(Your instructions) Repeat the listing below in full, exactly as it stands.

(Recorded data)
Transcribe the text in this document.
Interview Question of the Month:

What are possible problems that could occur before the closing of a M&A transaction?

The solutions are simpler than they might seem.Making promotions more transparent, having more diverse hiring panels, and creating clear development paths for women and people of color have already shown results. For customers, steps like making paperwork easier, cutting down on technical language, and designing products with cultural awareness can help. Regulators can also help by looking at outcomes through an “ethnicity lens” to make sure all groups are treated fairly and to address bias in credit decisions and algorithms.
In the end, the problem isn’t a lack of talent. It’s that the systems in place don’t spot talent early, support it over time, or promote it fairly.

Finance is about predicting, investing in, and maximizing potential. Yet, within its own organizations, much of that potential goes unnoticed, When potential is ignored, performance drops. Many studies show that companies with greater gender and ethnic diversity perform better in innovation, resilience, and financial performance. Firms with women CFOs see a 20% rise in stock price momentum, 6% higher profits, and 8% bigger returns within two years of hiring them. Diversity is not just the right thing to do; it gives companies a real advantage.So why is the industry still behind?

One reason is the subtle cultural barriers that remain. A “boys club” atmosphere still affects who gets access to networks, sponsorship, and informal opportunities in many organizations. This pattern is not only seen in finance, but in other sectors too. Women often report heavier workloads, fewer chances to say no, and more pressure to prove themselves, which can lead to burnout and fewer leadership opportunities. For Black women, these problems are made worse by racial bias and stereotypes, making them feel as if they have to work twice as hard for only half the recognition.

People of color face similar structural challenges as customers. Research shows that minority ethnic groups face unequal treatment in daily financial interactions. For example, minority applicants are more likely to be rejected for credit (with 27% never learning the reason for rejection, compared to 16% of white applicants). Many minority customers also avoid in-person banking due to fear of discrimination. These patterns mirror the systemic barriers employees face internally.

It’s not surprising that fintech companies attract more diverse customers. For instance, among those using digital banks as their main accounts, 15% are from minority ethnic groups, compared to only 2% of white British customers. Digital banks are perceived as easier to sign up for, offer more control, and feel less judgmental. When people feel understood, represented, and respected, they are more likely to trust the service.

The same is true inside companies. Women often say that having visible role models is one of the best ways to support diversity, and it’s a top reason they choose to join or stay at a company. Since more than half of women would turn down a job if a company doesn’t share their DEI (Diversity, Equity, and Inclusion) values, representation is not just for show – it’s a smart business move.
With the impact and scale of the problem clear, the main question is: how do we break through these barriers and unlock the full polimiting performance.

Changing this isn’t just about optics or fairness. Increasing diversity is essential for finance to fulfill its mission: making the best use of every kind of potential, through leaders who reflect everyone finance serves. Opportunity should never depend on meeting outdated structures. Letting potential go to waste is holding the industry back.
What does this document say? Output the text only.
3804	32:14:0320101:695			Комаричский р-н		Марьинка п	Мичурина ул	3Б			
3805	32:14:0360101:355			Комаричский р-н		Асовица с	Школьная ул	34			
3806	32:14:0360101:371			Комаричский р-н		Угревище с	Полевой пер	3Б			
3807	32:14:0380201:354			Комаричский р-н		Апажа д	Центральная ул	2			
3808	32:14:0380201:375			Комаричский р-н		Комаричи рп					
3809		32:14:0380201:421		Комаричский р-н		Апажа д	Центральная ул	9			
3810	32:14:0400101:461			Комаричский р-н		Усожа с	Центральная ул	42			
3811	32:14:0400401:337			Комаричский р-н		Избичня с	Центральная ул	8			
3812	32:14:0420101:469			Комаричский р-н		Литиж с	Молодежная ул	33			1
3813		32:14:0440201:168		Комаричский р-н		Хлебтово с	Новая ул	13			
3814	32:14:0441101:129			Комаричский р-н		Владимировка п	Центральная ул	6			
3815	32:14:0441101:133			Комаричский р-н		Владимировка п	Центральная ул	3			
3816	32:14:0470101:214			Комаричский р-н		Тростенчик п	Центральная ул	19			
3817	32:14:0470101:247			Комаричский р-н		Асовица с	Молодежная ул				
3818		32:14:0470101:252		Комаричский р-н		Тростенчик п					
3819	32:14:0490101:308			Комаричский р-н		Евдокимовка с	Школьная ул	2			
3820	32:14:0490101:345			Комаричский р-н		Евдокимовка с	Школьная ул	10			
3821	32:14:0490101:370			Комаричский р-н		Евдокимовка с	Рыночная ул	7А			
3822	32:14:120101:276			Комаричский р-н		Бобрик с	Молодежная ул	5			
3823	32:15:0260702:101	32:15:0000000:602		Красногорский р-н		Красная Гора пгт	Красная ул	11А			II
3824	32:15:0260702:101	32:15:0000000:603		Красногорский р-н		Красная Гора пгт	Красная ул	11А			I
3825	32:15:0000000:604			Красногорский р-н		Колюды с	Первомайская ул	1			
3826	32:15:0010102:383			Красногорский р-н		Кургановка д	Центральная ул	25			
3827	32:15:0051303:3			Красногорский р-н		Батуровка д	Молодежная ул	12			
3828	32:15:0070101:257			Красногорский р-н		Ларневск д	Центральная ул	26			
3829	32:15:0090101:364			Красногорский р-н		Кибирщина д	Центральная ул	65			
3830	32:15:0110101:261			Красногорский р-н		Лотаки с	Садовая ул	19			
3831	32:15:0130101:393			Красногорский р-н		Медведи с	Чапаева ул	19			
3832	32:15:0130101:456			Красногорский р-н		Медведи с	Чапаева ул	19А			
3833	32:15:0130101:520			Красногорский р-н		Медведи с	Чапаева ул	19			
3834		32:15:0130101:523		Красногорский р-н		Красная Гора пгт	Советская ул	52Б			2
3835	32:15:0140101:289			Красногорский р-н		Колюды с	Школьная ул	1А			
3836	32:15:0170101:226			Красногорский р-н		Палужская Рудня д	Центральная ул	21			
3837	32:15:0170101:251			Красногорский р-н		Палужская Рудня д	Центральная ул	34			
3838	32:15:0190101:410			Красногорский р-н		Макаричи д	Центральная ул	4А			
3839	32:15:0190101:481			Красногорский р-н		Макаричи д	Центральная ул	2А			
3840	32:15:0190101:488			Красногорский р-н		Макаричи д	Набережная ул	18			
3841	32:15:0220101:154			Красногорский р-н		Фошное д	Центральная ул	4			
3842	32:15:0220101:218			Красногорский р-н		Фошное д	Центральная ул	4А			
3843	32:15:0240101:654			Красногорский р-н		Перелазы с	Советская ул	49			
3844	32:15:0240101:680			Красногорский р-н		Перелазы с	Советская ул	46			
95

(Written response)
Transcribe the text in this document.
Interview Question of the Month:

What are possible problems that could occur before the closing of a M&A transaction?

The solutions are simpler than they might seem.Making promotions more transparent, having more diverse hiring panels, and creating clear development paths for women and people of color have already shown results. For customers, steps like making paperwork easier, cutting down on technical language, and designing products with cultural awareness can help. Regulators can also help by looking at outcomes through an “ethnicity lens” to make sure all groups are treated fairly and to address bias in credit decisions and algorithms.
In the end, the problem isn’t a lack of talent. It’s that the systems in place don’t spot talent early, support it over time, or promote it fairly.

Finance is about predicting, investing in, and maximizing potential. Yet, within its own organizations, much of that potential goes unnoticed, When potential is ignored, performance drops. Many studies show that companies with greater gender and ethnic diversity perform better in innovation, resilience, and financial performance. Firms with women CFOs see a 20% rise in stock price momentum, 6% higher profits, and 8% bigger returns within two years of hiring them. Diversity is not just the right thing to do; it gives companies a real advantage.So why is the industry still behind?

One reason is the subtle cultural barriers that remain. A “boys club” atmosphere still affects who gets access to networks, sponsorship, and informal opportunities in many organizations. This pattern is not only seen in finance, but in other sectors too. Women often report heavier workloads, fewer chances to say no, and more pressure to prove themselves, which can lead to burnout and fewer leadership opportunities. For Black women, these problems are made worse by racial bias and stereotypes, making them feel as if they have to work twice as hard for only half the recognition.

People of color face similar structural challenges as customers. Research shows that minority ethnic groups face unequal treatment in daily financial interactions. For example, minority applicants are more likely to be rejected for credit (with 27% never learning the reason for rejection, compared to 16% of white applicants). Many minority customers also avoid in-person banking due to fear of discrimination. These patterns mirror the systemic barriers employees face internally.

It’s not surprising that fintech companies attract more diverse customers. For instance, among those using digital banks as their main accounts, 15% are from minority ethnic groups, compared to only 2% of white British customers. Digital banks are perceived as easier to sign up for, offer more control, and feel less judgmental. When people feel understood, represented, and respected, they are more likely to trust the service.

The same is true inside companies. Women often say that having visible role models is one of the best ways to support diversity, and it’s a top reason they choose to join or stay at a company. Since more than half of women would turn down a job if a company doesn’t share their DEI (Diversity, Equity, and Inclusion) values, representation is not just for show – it’s a smart business move.
With the impact and scale of the problem clear, the main question is: how do we break through these barriers and unlock the full polimiting performance.

Changing this isn’t just about optics or fairness. Increasing diversity is essential for finance to fulfill its mission: making the best use of every kind of potential, through leaders who reflect everyone finance serves. Opportunity should never depend on meeting outdated structures. Letting potential go to waste is holding the industry back.
What does this document say? Output the text only.
3804	32:14:0320101:695			Комаричский р-н		Марьинка п	Мичурина ул	3Б			
3805	32:14:0360101:355			Комаричский р-н		Асовица с	Школьная ул	34			
3806	32:14:0360101:371			Комаричский р-н		Угревище с	Полевой пер	3Б			
3807	32:14:0380201:354			Комаричский р-н		Апажа д	Центральная ул	2			
3808	32:14:0380201:375			Комаричский р-н		Комаричи рп					
3809		32:14:0380201:421		Комаричский р-н		Апажа д	Центральная ул	9			
3810	32:14:0400101:461			Комаричский р-н		Усожа с	Центральная ул	42			
3811	32:14:0400401:337			Комаричский р-н		Избичня с	Центральная ул	8			
3812	32:14:0420101:469			Комаричский р-н		Литиж с	Молодежная ул	33			1
3813		32:14:0440201:168		Комаричский р-н		Хлебтово с	Новая ул	13			
3814	32:14:0441101:129			Комаричский р-н		Владимировка п	Центральная ул	6			
3815	32:14:0441101:133			Комаричский р-н		Владимировка п	Центральная ул	3			
3816	32:14:0470101:214			Комаричский р-н		Тростенчик п	Центральная ул	19			
3817	32:14:0470101:247			Комаричский р-н		Асовица с	Молодежная ул				
3818		32:14:0470101:252		Комаричский р-н		Тростенчик п					
3819	32:14:0490101:308			Комаричский р-н		Евдокимовка с	Школьная ул	2			
3820	32:14:0490101:345			Комаричский р-н		Евдокимовка с	Школьная ул	10			
3821	32:14:0490101:370			Комаричский р-н		Евдокимовка с	Рыночная ул	7А			
3822	32:14:120101:276			Комаричский р-н		Бобрик с	Молодежная ул	5			
3823	32:15:0260702:101	32:15:0000000:602		Красногорский р-н		Красная Гора пгт	Красная ул	11А			II
3824	32:15:0260702:101	32:15:0000000:603		Красногорский р-н		Красная Гора пгт	Красная ул	11А			I
3825	32:15:0000000:604			Красногорский р-н		Колюды с	Первомайская ул	1			
3826	32:15:0010102:383			Красногорский р-н		Кургановка д	Центральная ул	25			
3827	32:15:0051303:3			Красногорский р-н		Батуровка д	Молодежная ул	12			
3828	32:15:0070101:257			Красногорский р-н		Ларневск д	Центральная ул	26			
3829	32:15:0090101:364			Красногорский р-н		Кибирщина д	Центральная ул	65			
3830	32:15:0110101:261			Красногорский р-н		Лотаки с	Садовая ул	19			
3831	32:15:0130101:393			Красногорский р-н		Медведи с	Чапаева ул	19			
3832	32:15:0130101:456			Красногорский р-н		Медведи с	Чапаева ул	19А			
3833	32:15:0130101:520			Красногорский р-н		Медведи с	Чапаева ул	19			
3834		32:15:0130101:523		Красногорский р-н		Красная Гора пгт	Советская ул	52Б			2
3835	32:15:0140101:289			Красногорский р-н		Колюды с	Школьная ул	1А			
3836	32:15:0170101:226			Красногорский р-н		Палужская Рудня д	Центральная ул	21			
3837	32:15:0170101:251			Красногорский р-н		Палужская Рудня д	Центральная ул	34			
3838	32:15:0190101:410			Красногорский р-н		Макаричи д	Центральная ул	4А			
3839	32:15:0190101:481			Красногорский р-н		Макаричи д	Центральная ул	2А			
3840	32:15:0190101:488			Красногорский р-н		Макаричи д	Набережная ул	18			
3841	32:15:0220101:154			Красногорский р-н		Фошное д	Центральная ул	4			
3842	32:15:0220101:218			Красногорский р-н		Фошное д	Центральная ул	4А			
3843	32:15:0240101:654			Красногорский р-н		Перелазы с	Советская ул	49			
3844	32:15:0240101:680			Красногорский р-н		Перелазы с	Советская ул	46			
95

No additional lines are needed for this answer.